(Исходный текст)
=======

В то время, когда 29-го апреля 12-я японская дивизия начала переправу через устье около Анбихо, находившийся там отряд Лечицкого стал отступать на север; в то же время ген. Засулич, оставаясь в полной неизвестности относительно начатого обхода левого фланга русской позиции, решил для уяснения положения предпринять усиленную рекогносцировку. С этой целью им были назначены 2-й батальон 22-го полка, 2 конно-охотничьих команды и 2 орудия под начальством генерального штаба подполковника Линде. Эта рекогносцировка была направлена на высоты между Тигровой горой и Лизавен, а также на высоту «Тигр».

По своим результатами эта рекогносцировка ничего не выяснила; всё дело ограничилось тем, что отряд полковника Линде опрокинул японскую сторожевую роту, которая была выставлена для прикрытия постройки моста с острова Кюрито на правый берег около Гузана; но на следующий день, однако, эта рота опять возвратилась на своё место, так как отряд Линде вынужден был отступить, встреченный артиллерийским огнём с Тигровой горы, которым был отброшен на восточный берег реки Эйхо.

Таким образом, и эта усиленная рекогносцировка ровно ничего не выяснила относительно обхода левого фланга русской позиции 12-й японской дивизией. Это мелкое предприятие русского отряда, о котором в своё время так много нашумели — говорили даже об обращении в бегство 2 японских батальонов, — характерно по некоторым своеобразным приёмам ведения боя. Так, упомянутый выше русский офицер генерального штаба (капитан Свечин), принадлежавший штабу 6-й стрелковой дивизии и наблюдавший эту рекогносцировку с телеграфной горы, так описывает этот бой: «Пехота энергично двинулась вперёд… Боевому порядку противостояла только одна японская рота, которая вскоре была вынуждена отступить на Потетынзу исключительно благодаря действию артиллерийского огня со стороны Гузана, где была расположена батарея полковника Покотилло. Наступление пехоты прикрывалось конно-охотничьими командами, которые галопом неслись впереди стрелковых цепей, по временам спешивались и открывали огонь. Это была совсем исключительная «эффектная» картина, жаль только, что такой образ действий возможен лишь в таких случаях, когда нет неприятеля.

=======

Позиции, перечисленные в наборе данных:
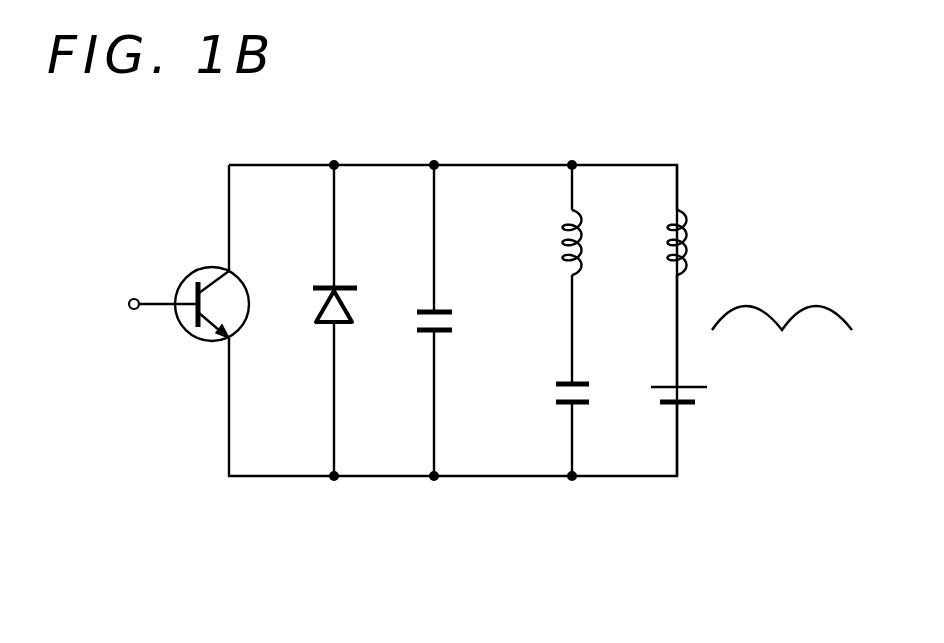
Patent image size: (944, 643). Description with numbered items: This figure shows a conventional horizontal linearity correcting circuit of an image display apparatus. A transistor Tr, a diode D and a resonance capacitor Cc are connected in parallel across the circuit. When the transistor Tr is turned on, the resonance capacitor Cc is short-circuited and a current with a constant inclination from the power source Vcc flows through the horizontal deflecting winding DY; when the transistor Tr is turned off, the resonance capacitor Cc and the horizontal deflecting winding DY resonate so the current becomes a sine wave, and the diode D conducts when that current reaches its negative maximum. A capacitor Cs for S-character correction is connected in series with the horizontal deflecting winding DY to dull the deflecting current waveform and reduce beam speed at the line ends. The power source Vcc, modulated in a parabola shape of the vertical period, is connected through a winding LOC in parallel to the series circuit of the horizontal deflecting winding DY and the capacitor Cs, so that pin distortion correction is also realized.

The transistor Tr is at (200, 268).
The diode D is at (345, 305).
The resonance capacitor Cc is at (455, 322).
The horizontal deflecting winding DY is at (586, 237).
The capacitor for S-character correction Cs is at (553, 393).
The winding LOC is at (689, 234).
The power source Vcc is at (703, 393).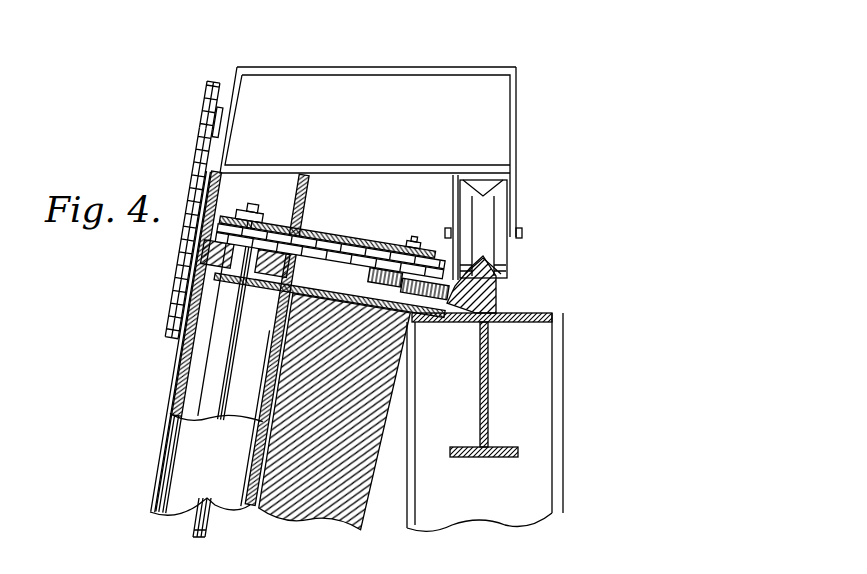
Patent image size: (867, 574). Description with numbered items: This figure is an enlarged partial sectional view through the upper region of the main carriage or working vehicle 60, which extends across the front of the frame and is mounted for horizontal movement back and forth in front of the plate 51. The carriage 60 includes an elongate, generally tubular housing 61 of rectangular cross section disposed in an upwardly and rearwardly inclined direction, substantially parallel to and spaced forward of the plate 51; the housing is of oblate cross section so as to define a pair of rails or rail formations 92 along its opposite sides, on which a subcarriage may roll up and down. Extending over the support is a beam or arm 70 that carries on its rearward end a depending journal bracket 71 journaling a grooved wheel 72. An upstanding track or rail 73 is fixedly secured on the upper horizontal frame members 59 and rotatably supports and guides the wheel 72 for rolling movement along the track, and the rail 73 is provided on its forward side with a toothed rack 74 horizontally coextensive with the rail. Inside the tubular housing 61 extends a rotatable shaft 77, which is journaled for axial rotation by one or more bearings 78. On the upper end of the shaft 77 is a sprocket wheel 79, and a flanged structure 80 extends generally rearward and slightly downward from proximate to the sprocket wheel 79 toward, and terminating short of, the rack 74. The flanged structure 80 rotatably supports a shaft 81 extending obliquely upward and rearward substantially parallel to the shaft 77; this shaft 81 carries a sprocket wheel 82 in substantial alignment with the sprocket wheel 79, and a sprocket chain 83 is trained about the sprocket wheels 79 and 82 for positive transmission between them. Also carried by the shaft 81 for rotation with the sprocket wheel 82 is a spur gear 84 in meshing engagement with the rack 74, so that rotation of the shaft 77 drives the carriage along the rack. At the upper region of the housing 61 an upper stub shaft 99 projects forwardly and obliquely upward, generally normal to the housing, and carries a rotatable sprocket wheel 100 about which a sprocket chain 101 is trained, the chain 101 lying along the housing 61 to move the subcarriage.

=======

(Задание) Изложите списком абзац текста о рекогносцировке, который начинается словами «В то время, когда 29-го апреля». Сохраните его основные факты.

(Образец ответа)
- 29 апреля 12-я японская дивизия начала переправу через устье около Анбихо, и находившийся там отряд Лечицкого стал отступать на север.
- Ген. Засулич ничего не знал о начатом обходе левого фланга русской позиции и, чтобы прояснить положение, решил провести усиленную рекогносцировку.
- Для этого были назначены 2-й батальон 22-го полка, 2 конно-охотничьих команды и 2 орудия под начальством подполковника генерального штаба Линде.
- Рекогносцировка была направлена на высоты между Тигровой горой и Лизавен, а также на высоту «Тигр».